# Tasks to carry out
**1)** Using the post on Rajon Rondo trade talk, decide whether each statement agrees with it, answering yes or no and quoting the deciding words: (a) Boston is actively shopping Rondo. (b) In two years, Rondo, Paul Pierce and Avery Bradley will be the only players under contract. (c) The writer is confident Rondo will make at least some of the needed improvements.
**2)** Reproduce the passage of the post on Rajon Rondo trade talk starting at "Every morning, we" and ending at "good morning dump.".

# Text block
Every morning, we compile the links of the day and dump them here… highlighting the big storyline. Because there's nothing quite as satisfying as a good morning dump.
While Boston is not shopping Rajon Rondo, it would be open to trading him in the right deal, sources say. The Celtics feel they need more scoring to take the load off Paul Pierce.
I'm about to do a dangerous thing here. I'm about to try to enter Danny Ainge's mind and figure out why he'd consider trading Rajon Rondo.
Remember… this is me channeling Danny now. I'm merely a vessel through which he communicates:
1) No one is safe: How many times do you have to be reminded that I was the guy who advocated breaking up the original "Big 3" when they got too old? If I was open to trading Larry Bird, Kevin McHale or Robert Parish, why on earth wouldn't I be open to trading Rajon Rondo? The kid's good, but he's not in that class yet. I'll do what I can, devoid of as much emotion as possible, to help this team remain a contender.
2) Rondo is affordable to other teams. Teams have two years to get ready for a more punitive luxury tax. Well, in two years, we've got Rondo, Paul Pierce and Avery Bradley under contract… that's it. In two years, Rondo will be a valuable luxury to teams who won't want to pay taxes. That makes him much more valuable. Why wouldn't I listen to a deal that could both help us win now (by getting some more scoring) and help us rebuild later (by adding some more players to the mix)?
….. And that's the mind of Danny Ainge right now. Agree with him or not, I can understand the rationale. Of course, fans are fans… we get emotionally attached to players and we never want them to leave (or we want to run them out of town forever). Danny's job is to cut past that and try to help the team win.
And like the quote says: Danny is not SHOPPING Rondo. That's an important distinction. It's like a girl saying "I'm not breaking up with my boyfriend… but I'll listen if you've got a great date planned and see where it goes." If Rondo TRULY was the center of a rebuilding project, Danny wouldn't listen to any offers at all. But he's good enough to build around so Danny doesn't HAVE to move him either.
What can make these Rondo rumors stop? The same stuff we've been talking about forever with him. He needs to (a) becomes a more consistent scorer. Yes, that involves a jumper, but it also involves him taking scoring opportunities when they present themselves. Rondo is pass-first to a fault some times. Every once in a while, dropping 30 to let an opponent know you're willing to do it will do wonders for opening up passing lanes. (b) Rondo needs to stop gambling on D so damn much and (c) he needs to stop being so stubborn. Maybe that should have been first since that might be what prevents him from doing a and b.
Those are important improvements to Rondo's game that everyone knows he needs to make. I'm still confident he'll make them, or at least some of them. Until then, though, Rondo's name will keep popping up like this.

Data listing:
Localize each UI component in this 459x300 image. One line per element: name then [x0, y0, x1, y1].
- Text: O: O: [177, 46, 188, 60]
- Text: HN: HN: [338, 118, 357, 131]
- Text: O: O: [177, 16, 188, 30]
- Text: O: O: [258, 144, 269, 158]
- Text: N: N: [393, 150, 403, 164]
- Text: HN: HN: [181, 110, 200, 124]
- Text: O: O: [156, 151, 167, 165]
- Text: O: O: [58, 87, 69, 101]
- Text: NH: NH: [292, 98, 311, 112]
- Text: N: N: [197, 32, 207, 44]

# Answers to the problems
**1)**
(a) No: "While Boston is not shopping Rajon Rondo, it would be open to trading him in the right deal"
(b) Yes: "in two years, we've got Rondo, Paul Pierce and Avery Bradley under contract… that's it."
(c) Yes: "I'm still confident he'll make them, or at least some of them."

**2)**
Every morning, we compile the links of the day and dump them here… highlighting the big storyline. Because there's nothing quite as satisfying as a good morning dump.